┌─ DATA ENTRIES
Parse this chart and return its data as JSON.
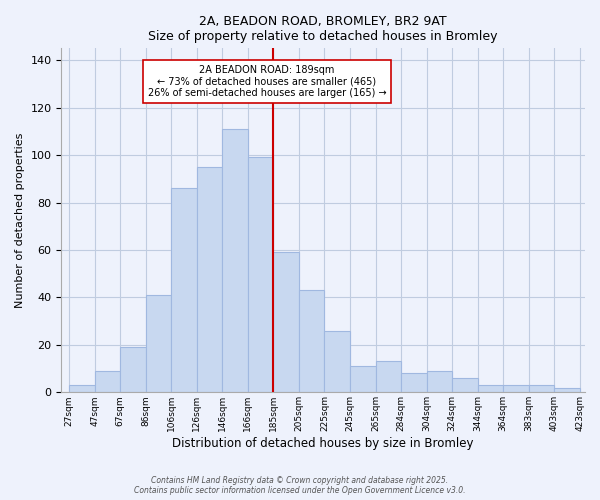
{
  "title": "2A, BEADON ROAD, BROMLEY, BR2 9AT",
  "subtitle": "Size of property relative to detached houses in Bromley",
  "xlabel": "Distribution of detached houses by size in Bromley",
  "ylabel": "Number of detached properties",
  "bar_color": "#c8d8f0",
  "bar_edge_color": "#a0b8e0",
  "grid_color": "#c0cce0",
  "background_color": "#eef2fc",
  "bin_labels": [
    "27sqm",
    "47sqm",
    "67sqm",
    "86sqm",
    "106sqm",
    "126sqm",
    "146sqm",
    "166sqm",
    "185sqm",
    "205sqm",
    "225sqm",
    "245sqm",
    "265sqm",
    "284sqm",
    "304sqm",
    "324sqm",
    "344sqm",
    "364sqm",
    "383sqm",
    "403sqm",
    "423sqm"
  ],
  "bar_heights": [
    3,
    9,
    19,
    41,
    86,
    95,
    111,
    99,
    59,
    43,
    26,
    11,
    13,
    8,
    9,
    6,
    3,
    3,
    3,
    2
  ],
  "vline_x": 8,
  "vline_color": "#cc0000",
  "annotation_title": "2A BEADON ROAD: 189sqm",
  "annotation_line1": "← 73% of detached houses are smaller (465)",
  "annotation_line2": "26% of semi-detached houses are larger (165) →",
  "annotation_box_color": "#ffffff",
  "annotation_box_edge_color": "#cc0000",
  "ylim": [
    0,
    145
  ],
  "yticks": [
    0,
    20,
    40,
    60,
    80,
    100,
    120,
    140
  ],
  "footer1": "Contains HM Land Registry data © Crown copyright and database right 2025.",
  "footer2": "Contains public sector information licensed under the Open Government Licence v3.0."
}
└─
THE TASK: Your copy of the data should match it exactly, except that pictures are left out.

THE COMPLETED TASK:
Parse this chart and return its data as JSON.
{
  "title": "2A, BEADON ROAD, BROMLEY, BR2 9AT",
  "subtitle": "Size of property relative to detached houses in Bromley",
  "xlabel": "Distribution of detached houses by size in Bromley",
  "ylabel": "Number of detached properties",
  "bar_color": "#c8d8f0",
  "bar_edge_color": "#a0b8e0",
  "grid_color": "#c0cce0",
  "background_color": "#eef2fc",
  "bin_labels": [
    "27sqm",
    "47sqm",
    "67sqm",
    "86sqm",
    "106sqm",
    "126sqm",
    "146sqm",
    "166sqm",
    "185sqm",
    "205sqm",
    "225sqm",
    "245sqm",
    "265sqm",
    "284sqm",
    "304sqm",
    "324sqm",
    "344sqm",
    "364sqm",
    "383sqm",
    "403sqm",
    "423sqm"
  ],
  "bar_heights": [
    3,
    9,
    19,
    41,
    86,
    95,
    111,
    99,
    59,
    43,
    26,
    11,
    13,
    8,
    9,
    6,
    3,
    3,
    3,
    2
  ],
  "vline_x": 8,
  "vline_color": "#cc0000",
  "annotation_title": "2A BEADON ROAD: 189sqm",
  "annotation_line1": "← 73% of detached houses are smaller (465)",
  "annotation_line2": "26% of semi-detached houses are larger (165) →",
  "annotation_box_color": "#ffffff",
  "annotation_box_edge_color": "#cc0000",
  "ylim": [
    0,
    145
  ],
  "yticks": [
    0,
    20,
    40,
    60,
    80,
    100,
    120,
    140
  ],
  "footer1": "Contains HM Land Registry data © Crown copyright and database right 2025.",
  "footer2": "Contains public sector information licensed under the Open Government Licence v3.0."
}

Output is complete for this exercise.